Goal
Copy out all of the material, matching it word for word.
--------------------------------------------------
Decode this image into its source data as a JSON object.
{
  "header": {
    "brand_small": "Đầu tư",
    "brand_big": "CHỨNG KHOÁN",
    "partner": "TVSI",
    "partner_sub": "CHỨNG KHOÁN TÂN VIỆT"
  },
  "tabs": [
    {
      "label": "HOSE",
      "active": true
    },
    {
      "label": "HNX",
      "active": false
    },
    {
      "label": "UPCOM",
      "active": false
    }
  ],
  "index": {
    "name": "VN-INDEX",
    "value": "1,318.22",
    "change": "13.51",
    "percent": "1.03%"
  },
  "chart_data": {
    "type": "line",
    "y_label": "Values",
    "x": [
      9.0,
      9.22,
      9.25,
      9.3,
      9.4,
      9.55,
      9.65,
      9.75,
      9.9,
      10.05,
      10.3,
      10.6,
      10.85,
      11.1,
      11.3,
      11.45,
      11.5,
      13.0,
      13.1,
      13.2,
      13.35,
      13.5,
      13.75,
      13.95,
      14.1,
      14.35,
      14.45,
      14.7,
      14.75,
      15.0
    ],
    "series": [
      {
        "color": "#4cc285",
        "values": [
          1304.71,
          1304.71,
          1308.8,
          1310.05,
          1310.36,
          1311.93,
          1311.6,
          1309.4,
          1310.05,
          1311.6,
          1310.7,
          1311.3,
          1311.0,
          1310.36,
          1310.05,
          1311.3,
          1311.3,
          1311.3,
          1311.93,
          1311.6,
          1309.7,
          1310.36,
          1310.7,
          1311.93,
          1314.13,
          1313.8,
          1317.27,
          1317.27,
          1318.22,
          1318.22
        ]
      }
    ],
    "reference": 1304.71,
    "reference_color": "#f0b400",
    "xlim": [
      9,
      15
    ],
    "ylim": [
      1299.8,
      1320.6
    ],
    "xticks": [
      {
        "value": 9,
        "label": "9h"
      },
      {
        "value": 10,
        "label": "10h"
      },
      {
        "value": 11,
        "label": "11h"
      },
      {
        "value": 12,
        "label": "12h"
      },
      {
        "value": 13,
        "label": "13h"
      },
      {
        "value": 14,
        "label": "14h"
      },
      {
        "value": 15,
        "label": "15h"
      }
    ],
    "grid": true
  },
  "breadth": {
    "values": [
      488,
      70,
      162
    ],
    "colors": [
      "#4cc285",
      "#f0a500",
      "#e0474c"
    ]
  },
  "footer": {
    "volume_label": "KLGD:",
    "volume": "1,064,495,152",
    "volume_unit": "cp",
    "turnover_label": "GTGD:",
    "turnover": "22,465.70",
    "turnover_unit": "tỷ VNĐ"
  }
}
--------------------------------------------------
Finished task
Decode this image into its source data as a JSON object.
{
  "header": {
    "brand_small": "Đầu tư",
    "brand_big": "CHỨNG KHOÁN",
    "partner": "TVSI",
    "partner_sub": "CHỨNG KHOÁN TÂN VIỆT"
  },
  "tabs": [
    {
      "label": "HOSE",
      "active": true
    },
    {
      "label": "HNX",
      "active": false
    },
    {
      "label": "UPCOM",
      "active": false
    }
  ],
  "index": {
    "name": "VN-INDEX",
    "value": "1,318.22",
    "change": "13.51",
    "percent": "1.03%"
  },
  "chart_data": {
    "type": "line",
    "y_label": "Values",
    "x": [
      9.0,
      9.22,
      9.25,
      9.3,
      9.4,
      9.55,
      9.65,
      9.75,
      9.9,
      10.05,
      10.3,
      10.6,
      10.85,
      11.1,
      11.3,
      11.45,
      11.5,
      13.0,
      13.1,
      13.2,
      13.35,
      13.5,
      13.75,
      13.95,
      14.1,
      14.35,
      14.45,
      14.7,
      14.75,
      15.0
    ],
    "series": [
      {
        "color": "#4cc285",
        "values": [
          1304.71,
          1304.71,
          1308.8,
          1310.05,
          1310.36,
          1311.93,
          1311.6,
          1309.4,
          1310.05,
          1311.6,
          1310.7,
          1311.3,
          1311.0,
          1310.36,
          1310.05,
          1311.3,
          1311.3,
          1311.3,
          1311.93,
          1311.6,
          1309.7,
          1310.36,
          1310.7,
          1311.93,
          1314.13,
          1313.8,
          1317.27,
          1317.27,
          1318.22,
          1318.22
        ]
      }
    ],
    "reference": 1304.71,
    "reference_color": "#f0b400",
    "xlim": [
      9,
      15
    ],
    "ylim": [
      1299.8,
      1320.6
    ],
    "xticks": [
      {
        "value": 9,
        "label": "9h"
      },
      {
        "value": 10,
        "label": "10h"
      },
      {
        "value": 11,
        "label": "11h"
      },
      {
        "value": 12,
        "label": "12h"
      },
      {
        "value": 13,
        "label": "13h"
      },
      {
        "value": 14,
        "label": "14h"
      },
      {
        "value": 15,
        "label": "15h"
      }
    ],
    "grid": true
  },
  "breadth": {
    "values": [
      488,
      70,
      162
    ],
    "colors": [
      "#4cc285",
      "#f0a500",
      "#e0474c"
    ]
  },
  "footer": {
    "volume_label": "KLGD:",
    "volume": "1,064,495,152",
    "volume_unit": "cp",
    "turnover_label": "GTGD:",
    "turnover": "22,465.70",
    "turnover_unit": "tỷ VNĐ"
  }
}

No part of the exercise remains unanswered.